**What to produce:** Exclude any images and output the remaining records exactly.

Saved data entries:
______

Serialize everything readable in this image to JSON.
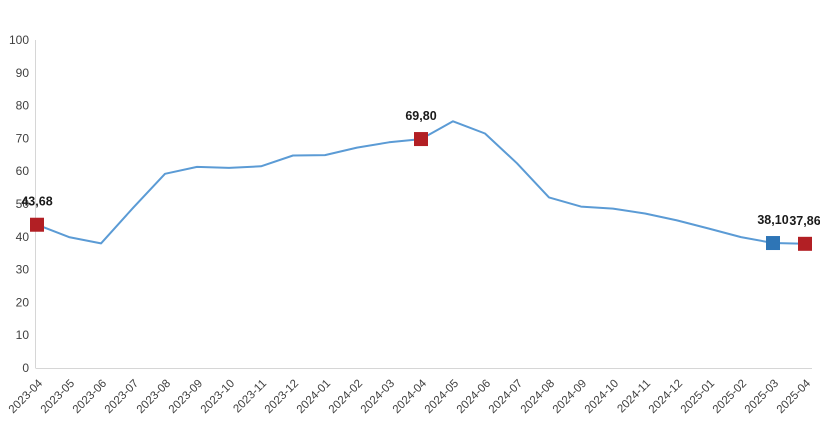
{
  "chart_data": {
    "type": "line",
    "title": "",
    "xlabel": "",
    "ylabel": "",
    "grid": false,
    "legend": null,
    "x": [
      "2023-04",
      "2023-05",
      "2023-06",
      "2023-07",
      "2023-08",
      "2023-09",
      "2023-10",
      "2023-11",
      "2023-12",
      "2024-01",
      "2024-02",
      "2024-03",
      "2024-04",
      "2024-05",
      "2024-06",
      "2024-07",
      "2024-08",
      "2024-09",
      "2024-10",
      "2024-11",
      "2024-12",
      "2025-01",
      "2025-02",
      "2025-03",
      "2025-04"
    ],
    "values": [
      43.68,
      39.9,
      38.0,
      48.8,
      59.2,
      61.3,
      61.0,
      61.5,
      64.8,
      64.9,
      67.2,
      68.8,
      69.8,
      75.2,
      71.5,
      62.4,
      52.0,
      49.2,
      48.6,
      47.1,
      45.0,
      42.5,
      39.9,
      38.1,
      37.86
    ],
    "ylim": [
      0,
      100
    ],
    "ytick_step": 10,
    "yticks": [
      0,
      10,
      20,
      30,
      40,
      50,
      60,
      70,
      80,
      90,
      100
    ],
    "line_color": "#5b9bd5",
    "axis_color": "#d6d6d6",
    "tick_text_color": "#3f3f3f",
    "data_label_color": "#1a1a1a",
    "highlighted_points": [
      {
        "x": "2023-04",
        "index": 0,
        "value_label": "43,68",
        "marker_color": "#b21f24"
      },
      {
        "x": "2024-04",
        "index": 12,
        "value_label": "69,80",
        "marker_color": "#b21f24"
      },
      {
        "x": "2025-03",
        "index": 23,
        "value_label": "38,10",
        "marker_color": "#2e75b6"
      },
      {
        "x": "2025-04",
        "index": 24,
        "value_label": "37,86",
        "marker_color": "#b21f24"
      }
    ]
  }
}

______

**Problem solution:**
Serialize everything readable in this image to JSON.
{
  "chart_data": {
    "type": "line",
    "title": "",
    "xlabel": "",
    "ylabel": "",
    "grid": false,
    "legend": null,
    "x": [
      "2023-04",
      "2023-05",
      "2023-06",
      "2023-07",
      "2023-08",
      "2023-09",
      "2023-10",
      "2023-11",
      "2023-12",
      "2024-01",
      "2024-02",
      "2024-03",
      "2024-04",
      "2024-05",
      "2024-06",
      "2024-07",
      "2024-08",
      "2024-09",
      "2024-10",
      "2024-11",
      "2024-12",
      "2025-01",
      "2025-02",
      "2025-03",
      "2025-04"
    ],
    "values": [
      43.68,
      39.9,
      38.0,
      48.8,
      59.2,
      61.3,
      61.0,
      61.5,
      64.8,
      64.9,
      67.2,
      68.8,
      69.8,
      75.2,
      71.5,
      62.4,
      52.0,
      49.2,
      48.6,
      47.1,
      45.0,
      42.5,
      39.9,
      38.1,
      37.86
    ],
    "ylim": [
      0,
      100
    ],
    "ytick_step": 10,
    "yticks": [
      0,
      10,
      20,
      30,
      40,
      50,
      60,
      70,
      80,
      90,
      100
    ],
    "line_color": "#5b9bd5",
    "axis_color": "#d6d6d6",
    "tick_text_color": "#3f3f3f",
    "data_label_color": "#1a1a1a",
    "highlighted_points": [
      {
        "x": "2023-04",
        "index": 0,
        "value_label": "43,68",
        "marker_color": "#b21f24"
      },
      {
        "x": "2024-04",
        "index": 12,
        "value_label": "69,80",
        "marker_color": "#b21f24"
      },
      {
        "x": "2025-03",
        "index": 23,
        "value_label": "38,10",
        "marker_color": "#2e75b6"
      },
      {
        "x": "2025-04",
        "index": 24,
        "value_label": "37,86",
        "marker_color": "#b21f24"
      }
    ]
  }
}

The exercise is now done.